[Opening SOURCE TEXT section]

Pandorina is a genus of green algae composed of 8, 16, or sometimes 32 cells, held together at their bases to form a sack globular colony surrounded by mucilage. The cells are ovoid or slightly narrowed at one end to appear keystone- or pear-shaped. Each cell has two flagella with two contractile vacuoles at their base, an eyespot, and a large cup-shaped chloroplast with at least one pyrenoid. 

  
The colonies co-ordinate their flagellar movement to create a rolling, swimming motion. Pandorina shows the beginnings of the colony polarity and differentiation seen in Volvox since the anterior cells have larger eyespots. Molecular sequencing has shown that Pandorina is paraphyletic with respect to Volvulina.

Asexual reproduction is by simultaneous division of all cells of the colony to form autocolonies that are liberated by a gelatinization of the colonial envelope. Sexual reproduction occurs by division of each cell of the colony into 16-32 zoogametes. Zoogametes show indications of heterogamy, a slight difference in the size and motility of the pairs that fuse to form the smooth walled zygote.

[Closing SOURCE TEXT section]
[Opening EXTRACTED MATERIAL section]

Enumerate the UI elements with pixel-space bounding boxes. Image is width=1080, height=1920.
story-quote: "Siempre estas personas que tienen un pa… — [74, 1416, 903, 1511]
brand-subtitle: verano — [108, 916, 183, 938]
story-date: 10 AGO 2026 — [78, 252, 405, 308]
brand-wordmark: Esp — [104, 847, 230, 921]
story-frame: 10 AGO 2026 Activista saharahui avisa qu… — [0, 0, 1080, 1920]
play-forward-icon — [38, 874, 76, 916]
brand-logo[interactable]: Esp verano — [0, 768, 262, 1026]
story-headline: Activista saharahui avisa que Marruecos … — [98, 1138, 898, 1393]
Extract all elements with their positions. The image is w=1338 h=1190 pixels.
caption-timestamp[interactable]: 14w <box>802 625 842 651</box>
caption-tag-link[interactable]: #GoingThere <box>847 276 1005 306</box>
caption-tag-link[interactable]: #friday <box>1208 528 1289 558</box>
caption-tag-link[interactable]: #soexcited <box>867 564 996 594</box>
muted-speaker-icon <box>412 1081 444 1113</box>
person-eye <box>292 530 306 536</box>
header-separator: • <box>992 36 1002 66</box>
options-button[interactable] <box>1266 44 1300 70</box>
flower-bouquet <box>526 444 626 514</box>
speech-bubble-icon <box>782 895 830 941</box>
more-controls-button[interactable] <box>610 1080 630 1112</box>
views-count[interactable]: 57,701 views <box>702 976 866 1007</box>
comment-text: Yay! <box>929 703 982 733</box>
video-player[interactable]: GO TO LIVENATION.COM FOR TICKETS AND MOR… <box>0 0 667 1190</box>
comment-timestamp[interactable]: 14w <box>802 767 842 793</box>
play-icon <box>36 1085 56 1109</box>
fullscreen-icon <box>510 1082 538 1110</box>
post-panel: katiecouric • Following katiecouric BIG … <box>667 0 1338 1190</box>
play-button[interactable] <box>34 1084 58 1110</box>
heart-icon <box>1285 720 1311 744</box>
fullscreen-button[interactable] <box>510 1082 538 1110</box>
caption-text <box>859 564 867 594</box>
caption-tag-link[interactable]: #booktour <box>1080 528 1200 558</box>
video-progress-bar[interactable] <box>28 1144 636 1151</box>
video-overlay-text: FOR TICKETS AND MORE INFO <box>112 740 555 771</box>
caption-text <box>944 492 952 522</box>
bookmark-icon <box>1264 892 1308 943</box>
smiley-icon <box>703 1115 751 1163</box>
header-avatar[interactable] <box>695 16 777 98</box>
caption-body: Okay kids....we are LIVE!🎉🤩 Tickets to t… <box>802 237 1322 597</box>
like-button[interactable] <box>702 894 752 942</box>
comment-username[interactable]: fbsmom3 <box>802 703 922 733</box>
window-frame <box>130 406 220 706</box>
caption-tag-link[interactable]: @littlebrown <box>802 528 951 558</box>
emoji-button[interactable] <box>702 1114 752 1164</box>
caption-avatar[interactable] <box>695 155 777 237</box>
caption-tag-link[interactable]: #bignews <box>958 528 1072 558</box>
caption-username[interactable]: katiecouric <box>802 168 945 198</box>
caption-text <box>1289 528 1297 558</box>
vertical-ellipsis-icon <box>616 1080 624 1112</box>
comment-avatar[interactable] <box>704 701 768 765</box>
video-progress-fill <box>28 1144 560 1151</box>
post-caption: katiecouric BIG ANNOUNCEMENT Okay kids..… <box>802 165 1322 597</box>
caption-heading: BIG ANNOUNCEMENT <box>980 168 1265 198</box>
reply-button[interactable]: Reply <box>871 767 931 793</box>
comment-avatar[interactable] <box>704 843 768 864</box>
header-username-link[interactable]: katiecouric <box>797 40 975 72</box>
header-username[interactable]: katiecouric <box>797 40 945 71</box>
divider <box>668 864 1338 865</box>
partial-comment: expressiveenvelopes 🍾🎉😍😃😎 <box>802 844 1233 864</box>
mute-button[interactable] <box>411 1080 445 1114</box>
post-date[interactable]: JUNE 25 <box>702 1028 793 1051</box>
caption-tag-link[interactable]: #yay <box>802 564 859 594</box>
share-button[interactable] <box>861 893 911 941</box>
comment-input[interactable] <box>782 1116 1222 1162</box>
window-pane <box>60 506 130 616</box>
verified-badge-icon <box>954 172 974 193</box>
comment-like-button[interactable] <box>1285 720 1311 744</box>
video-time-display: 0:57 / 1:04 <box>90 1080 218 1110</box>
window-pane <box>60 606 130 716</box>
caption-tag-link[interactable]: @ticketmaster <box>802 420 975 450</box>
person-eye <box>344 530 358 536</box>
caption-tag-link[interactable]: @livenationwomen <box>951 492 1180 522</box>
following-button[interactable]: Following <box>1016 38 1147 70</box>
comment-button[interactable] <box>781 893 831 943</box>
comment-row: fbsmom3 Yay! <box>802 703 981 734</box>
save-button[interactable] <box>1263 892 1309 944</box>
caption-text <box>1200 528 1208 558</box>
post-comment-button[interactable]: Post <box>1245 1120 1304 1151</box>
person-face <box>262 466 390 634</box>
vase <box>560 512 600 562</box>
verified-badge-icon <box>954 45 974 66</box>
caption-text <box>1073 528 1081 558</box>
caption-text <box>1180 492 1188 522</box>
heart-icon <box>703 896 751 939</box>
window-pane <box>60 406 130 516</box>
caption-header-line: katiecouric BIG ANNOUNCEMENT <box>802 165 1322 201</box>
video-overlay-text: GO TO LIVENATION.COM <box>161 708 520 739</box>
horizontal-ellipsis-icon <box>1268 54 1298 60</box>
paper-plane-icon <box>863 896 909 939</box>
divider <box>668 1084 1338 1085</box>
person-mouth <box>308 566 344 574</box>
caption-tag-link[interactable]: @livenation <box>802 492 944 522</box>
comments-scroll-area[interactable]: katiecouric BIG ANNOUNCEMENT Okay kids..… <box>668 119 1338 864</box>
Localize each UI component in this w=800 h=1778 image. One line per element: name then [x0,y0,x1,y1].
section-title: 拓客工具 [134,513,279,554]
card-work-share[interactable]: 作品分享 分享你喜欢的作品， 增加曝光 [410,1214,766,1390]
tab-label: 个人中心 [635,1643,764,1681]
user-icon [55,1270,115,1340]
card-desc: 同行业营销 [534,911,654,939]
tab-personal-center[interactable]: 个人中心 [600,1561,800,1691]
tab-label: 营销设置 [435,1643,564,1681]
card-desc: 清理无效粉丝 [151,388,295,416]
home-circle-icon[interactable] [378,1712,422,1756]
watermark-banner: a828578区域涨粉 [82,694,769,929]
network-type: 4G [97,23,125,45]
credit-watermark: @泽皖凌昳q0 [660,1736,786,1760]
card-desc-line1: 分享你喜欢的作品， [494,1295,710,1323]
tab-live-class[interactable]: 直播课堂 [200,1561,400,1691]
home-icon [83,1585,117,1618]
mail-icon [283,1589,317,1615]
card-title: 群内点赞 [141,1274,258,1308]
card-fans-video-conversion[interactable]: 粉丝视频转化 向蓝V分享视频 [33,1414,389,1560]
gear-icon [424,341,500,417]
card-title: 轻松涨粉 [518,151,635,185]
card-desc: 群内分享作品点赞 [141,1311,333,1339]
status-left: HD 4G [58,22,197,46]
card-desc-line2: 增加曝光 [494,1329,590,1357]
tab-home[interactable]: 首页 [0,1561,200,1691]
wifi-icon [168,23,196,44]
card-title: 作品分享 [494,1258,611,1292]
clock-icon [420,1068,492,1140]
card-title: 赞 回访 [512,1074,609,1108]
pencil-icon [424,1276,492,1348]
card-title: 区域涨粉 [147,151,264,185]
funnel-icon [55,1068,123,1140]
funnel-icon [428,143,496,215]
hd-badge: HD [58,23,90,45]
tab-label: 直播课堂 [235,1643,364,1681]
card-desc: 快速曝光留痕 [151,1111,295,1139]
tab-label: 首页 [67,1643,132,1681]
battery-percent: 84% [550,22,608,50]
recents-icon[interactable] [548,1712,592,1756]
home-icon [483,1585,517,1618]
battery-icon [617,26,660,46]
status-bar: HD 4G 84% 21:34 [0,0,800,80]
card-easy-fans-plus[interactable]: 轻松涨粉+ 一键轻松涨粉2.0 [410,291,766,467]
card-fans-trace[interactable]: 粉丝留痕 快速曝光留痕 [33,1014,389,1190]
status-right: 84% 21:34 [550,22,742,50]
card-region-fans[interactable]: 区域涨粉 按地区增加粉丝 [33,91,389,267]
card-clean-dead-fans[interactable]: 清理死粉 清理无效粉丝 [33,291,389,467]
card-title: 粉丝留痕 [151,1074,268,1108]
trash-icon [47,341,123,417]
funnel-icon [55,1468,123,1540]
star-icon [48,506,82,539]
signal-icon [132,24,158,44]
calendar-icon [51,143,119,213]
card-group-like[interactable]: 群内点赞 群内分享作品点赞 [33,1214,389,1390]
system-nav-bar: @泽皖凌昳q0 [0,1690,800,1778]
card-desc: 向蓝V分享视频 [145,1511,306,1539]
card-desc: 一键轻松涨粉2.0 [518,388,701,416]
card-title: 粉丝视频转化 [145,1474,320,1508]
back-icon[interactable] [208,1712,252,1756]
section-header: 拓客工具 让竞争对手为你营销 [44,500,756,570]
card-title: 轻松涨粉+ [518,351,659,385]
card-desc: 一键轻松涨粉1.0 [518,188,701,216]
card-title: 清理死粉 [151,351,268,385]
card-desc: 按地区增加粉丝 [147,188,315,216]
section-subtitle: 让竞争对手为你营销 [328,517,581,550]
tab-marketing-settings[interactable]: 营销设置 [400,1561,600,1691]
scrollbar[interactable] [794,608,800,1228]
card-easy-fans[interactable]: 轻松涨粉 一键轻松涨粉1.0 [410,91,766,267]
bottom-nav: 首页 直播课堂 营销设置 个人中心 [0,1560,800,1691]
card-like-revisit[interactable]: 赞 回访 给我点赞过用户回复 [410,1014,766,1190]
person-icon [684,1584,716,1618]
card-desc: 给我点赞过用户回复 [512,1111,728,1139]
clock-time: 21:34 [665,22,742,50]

[Closing EXTRACTED MATERIAL section]

» **TASK BRIEF**: Using the text on Pandorina, list every cell structure named in the sentence that begins "Each cell has," together with the number or description given for each.

» **OUTPUT OF THE EXERCISE**:
- Flagella: two
- Contractile vacuoles: two, at the base of the flagella
- Eyespot: one
- Chloroplast: large and cup-shaped
- Pyrenoid: at least one, in the chloroplast